Records follow. Copy every line with "triangle".

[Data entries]

━━━━━━━━━━━━━━━━━━━━━━━━━━━━━━

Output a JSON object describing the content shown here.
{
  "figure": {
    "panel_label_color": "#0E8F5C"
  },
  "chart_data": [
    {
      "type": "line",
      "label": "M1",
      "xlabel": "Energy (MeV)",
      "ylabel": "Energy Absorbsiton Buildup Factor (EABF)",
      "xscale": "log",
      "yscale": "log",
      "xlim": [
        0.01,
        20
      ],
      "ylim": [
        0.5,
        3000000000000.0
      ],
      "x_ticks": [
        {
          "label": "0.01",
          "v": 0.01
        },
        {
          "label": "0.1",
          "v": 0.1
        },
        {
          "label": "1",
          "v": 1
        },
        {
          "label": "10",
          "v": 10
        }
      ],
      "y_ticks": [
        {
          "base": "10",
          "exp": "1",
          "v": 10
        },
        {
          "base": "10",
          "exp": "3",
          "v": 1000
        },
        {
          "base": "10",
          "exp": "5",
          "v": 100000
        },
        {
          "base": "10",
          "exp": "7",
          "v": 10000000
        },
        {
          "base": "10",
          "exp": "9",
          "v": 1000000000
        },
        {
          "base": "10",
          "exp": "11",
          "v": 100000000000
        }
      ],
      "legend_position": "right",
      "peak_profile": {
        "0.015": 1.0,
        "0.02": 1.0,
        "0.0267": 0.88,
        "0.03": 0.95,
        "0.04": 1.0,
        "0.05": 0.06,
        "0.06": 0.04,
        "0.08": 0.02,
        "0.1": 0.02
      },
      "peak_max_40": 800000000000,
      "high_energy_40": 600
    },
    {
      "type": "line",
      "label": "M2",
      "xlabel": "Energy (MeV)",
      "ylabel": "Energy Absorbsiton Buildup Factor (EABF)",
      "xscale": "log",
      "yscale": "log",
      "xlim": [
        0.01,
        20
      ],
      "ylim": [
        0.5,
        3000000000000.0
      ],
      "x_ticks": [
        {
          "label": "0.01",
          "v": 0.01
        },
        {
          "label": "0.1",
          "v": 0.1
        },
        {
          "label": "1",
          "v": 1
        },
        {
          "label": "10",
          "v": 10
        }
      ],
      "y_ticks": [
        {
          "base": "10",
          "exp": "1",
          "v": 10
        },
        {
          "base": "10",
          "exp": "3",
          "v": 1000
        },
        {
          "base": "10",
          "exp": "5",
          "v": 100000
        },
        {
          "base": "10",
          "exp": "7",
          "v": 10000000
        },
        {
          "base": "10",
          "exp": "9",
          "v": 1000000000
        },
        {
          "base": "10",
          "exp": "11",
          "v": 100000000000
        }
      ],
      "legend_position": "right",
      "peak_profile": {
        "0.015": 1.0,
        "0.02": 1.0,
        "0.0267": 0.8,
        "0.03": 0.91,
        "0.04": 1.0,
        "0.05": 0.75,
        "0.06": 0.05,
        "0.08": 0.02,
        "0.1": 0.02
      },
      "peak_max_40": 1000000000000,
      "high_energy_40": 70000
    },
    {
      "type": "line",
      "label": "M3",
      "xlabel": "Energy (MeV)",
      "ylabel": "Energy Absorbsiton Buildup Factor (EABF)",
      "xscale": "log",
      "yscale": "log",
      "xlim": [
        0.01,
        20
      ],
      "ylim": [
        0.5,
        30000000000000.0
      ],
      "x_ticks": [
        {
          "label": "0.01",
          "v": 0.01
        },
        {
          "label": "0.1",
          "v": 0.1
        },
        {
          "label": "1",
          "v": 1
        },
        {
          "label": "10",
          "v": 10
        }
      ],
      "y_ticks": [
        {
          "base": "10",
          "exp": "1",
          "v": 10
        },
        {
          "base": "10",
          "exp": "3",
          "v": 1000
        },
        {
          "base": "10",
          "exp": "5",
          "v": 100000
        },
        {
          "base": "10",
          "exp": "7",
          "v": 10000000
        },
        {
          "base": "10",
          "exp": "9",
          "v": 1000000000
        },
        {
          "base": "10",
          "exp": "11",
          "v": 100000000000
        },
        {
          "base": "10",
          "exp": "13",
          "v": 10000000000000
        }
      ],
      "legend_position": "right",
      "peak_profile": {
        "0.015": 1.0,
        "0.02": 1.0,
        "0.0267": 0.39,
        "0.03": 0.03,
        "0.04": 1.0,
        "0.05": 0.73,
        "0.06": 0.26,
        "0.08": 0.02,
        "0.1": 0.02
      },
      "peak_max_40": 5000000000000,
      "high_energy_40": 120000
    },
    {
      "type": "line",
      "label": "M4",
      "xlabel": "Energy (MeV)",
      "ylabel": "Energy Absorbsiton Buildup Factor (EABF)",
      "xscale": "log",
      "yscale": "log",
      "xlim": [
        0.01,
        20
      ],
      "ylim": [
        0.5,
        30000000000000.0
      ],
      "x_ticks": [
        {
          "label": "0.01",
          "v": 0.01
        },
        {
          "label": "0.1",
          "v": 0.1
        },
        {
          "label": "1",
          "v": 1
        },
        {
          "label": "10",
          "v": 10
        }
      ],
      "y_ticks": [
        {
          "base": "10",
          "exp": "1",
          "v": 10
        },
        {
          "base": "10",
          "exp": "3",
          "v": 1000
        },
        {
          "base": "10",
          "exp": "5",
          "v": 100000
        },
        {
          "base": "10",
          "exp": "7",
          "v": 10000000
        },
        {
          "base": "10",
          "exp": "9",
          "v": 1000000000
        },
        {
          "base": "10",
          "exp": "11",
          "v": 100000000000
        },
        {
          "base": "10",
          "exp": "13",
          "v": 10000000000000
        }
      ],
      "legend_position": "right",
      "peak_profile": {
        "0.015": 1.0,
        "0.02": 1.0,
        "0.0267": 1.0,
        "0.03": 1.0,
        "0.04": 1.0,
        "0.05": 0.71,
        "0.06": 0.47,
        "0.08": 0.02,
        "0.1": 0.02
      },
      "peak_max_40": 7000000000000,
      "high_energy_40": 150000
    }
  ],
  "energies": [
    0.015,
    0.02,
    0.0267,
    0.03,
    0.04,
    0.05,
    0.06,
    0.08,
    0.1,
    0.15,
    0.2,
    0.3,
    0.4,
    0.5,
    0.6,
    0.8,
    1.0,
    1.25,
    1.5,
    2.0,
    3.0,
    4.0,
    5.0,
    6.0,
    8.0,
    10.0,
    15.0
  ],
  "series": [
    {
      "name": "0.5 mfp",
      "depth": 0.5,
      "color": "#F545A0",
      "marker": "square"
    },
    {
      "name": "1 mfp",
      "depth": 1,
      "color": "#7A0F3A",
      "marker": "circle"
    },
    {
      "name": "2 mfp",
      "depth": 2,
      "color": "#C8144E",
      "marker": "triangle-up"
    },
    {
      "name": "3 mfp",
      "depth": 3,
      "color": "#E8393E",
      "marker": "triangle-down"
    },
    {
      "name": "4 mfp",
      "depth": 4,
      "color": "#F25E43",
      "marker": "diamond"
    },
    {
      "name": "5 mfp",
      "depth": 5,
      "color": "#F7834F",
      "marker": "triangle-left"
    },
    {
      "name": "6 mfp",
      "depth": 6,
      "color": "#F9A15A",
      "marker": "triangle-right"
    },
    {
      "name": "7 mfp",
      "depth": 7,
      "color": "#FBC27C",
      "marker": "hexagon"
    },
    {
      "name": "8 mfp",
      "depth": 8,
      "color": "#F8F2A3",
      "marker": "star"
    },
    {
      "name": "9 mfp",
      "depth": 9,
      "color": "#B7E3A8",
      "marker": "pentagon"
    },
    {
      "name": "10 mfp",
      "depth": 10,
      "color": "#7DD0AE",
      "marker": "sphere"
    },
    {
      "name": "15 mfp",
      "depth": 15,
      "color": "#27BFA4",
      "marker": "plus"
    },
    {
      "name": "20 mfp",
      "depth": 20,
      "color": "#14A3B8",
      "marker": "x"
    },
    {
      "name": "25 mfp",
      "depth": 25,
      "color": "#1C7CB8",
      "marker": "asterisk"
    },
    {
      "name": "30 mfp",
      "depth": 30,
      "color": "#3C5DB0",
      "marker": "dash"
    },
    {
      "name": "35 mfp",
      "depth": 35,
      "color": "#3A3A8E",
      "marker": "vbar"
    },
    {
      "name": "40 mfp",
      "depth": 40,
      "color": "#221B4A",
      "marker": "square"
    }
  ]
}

━━━━━━━━━━━━━━━━━━━━━━━━━━━━━━

> **Response to the task**:
      "marker": "triangle-up"
      "marker": "triangle-down"
      "marker": "triangle-left"
      "marker": "triangle-right"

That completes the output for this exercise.